[Data excerpts]
========================================================================

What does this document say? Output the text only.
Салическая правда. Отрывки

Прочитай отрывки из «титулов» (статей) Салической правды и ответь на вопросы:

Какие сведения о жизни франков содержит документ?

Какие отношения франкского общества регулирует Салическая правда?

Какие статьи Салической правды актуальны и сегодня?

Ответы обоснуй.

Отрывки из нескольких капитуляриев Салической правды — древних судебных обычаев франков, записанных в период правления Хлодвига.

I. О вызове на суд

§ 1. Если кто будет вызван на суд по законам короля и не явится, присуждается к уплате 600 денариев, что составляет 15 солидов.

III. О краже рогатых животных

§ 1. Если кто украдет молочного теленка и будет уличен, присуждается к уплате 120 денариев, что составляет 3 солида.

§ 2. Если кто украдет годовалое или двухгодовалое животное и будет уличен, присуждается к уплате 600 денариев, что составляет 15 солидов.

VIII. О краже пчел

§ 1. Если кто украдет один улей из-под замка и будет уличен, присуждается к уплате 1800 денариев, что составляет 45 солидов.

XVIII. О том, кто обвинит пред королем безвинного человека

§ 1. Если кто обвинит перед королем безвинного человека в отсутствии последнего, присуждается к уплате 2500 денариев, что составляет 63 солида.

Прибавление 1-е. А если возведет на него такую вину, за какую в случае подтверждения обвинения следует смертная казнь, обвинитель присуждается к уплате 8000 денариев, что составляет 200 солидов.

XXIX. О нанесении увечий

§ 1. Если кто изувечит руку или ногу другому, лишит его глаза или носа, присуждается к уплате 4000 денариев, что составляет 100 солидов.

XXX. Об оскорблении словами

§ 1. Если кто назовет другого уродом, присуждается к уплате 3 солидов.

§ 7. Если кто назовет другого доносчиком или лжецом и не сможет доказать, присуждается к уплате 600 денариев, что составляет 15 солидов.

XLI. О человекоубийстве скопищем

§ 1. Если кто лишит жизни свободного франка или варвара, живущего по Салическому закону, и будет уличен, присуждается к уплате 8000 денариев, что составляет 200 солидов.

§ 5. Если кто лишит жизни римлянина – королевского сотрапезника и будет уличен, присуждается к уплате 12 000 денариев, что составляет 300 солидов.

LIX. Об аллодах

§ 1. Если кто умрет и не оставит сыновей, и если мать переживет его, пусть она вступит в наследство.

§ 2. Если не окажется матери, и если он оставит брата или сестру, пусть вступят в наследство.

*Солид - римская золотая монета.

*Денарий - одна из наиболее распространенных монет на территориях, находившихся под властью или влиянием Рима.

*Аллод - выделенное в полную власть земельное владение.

========================================================================

__Exercise requirements__
Write out the entries above once more, without altering anything.

__Full solution__
What does this document say? Output the text only.
Салическая правда. Отрывки

Прочитай отрывки из «титулов» (статей) Салической правды и ответь на вопросы:

Какие сведения о жизни франков содержит документ?

Какие отношения франкского общества регулирует Салическая правда?

Какие статьи Салической правды актуальны и сегодня?

Ответы обоснуй.

Отрывки из нескольких капитуляриев Салической правды — древних судебных обычаев франков, записанных в период правления Хлодвига.

I. О вызове на суд

§ 1. Если кто будет вызван на суд по законам короля и не явится, присуждается к уплате 600 денариев, что составляет 15 солидов.

III. О краже рогатых животных

§ 1. Если кто украдет молочного теленка и будет уличен, присуждается к уплате 120 денариев, что составляет 3 солида.

§ 2. Если кто украдет годовалое или двухгодовалое животное и будет уличен, присуждается к уплате 600 денариев, что составляет 15 солидов.

VIII. О краже пчел

§ 1. Если кто украдет один улей из-под замка и будет уличен, присуждается к уплате 1800 денариев, что составляет 45 солидов.

XVIII. О том, кто обвинит пред королем безвинного человека

§ 1. Если кто обвинит перед королем безвинного человека в отсутствии последнего, присуждается к уплате 2500 денариев, что составляет 63 солида.

Прибавление 1-е. А если возведет на него такую вину, за какую в случае подтверждения обвинения следует смертная казнь, обвинитель присуждается к уплате 8000 денариев, что составляет 200 солидов.

XXIX. О нанесении увечий

§ 1. Если кто изувечит руку или ногу другому, лишит его глаза или носа, присуждается к уплате 4000 денариев, что составляет 100 солидов.

XXX. Об оскорблении словами

§ 1. Если кто назовет другого уродом, присуждается к уплате 3 солидов.

§ 7. Если кто назовет другого доносчиком или лжецом и не сможет доказать, присуждается к уплате 600 денариев, что составляет 15 солидов.

XLI. О человекоубийстве скопищем

§ 1. Если кто лишит жизни свободного франка или варвара, живущего по Салическому закону, и будет уличен, присуждается к уплате 8000 денариев, что составляет 200 солидов.

§ 5. Если кто лишит жизни римлянина – королевского сотрапезника и будет уличен, присуждается к уплате 12 000 денариев, что составляет 300 солидов.

LIX. Об аллодах

§ 1. Если кто умрет и не оставит сыновей, и если мать переживет его, пусть она вступит в наследство.

§ 2. Если не окажется матери, и если он оставит брата или сестру, пусть вступят в наследство.

*Солид - римская золотая монета.

*Денарий - одна из наиболее распространенных монет на территориях, находившихся под властью или влиянием Рима.

*Аллод - выделенное в полную власть земельное владение.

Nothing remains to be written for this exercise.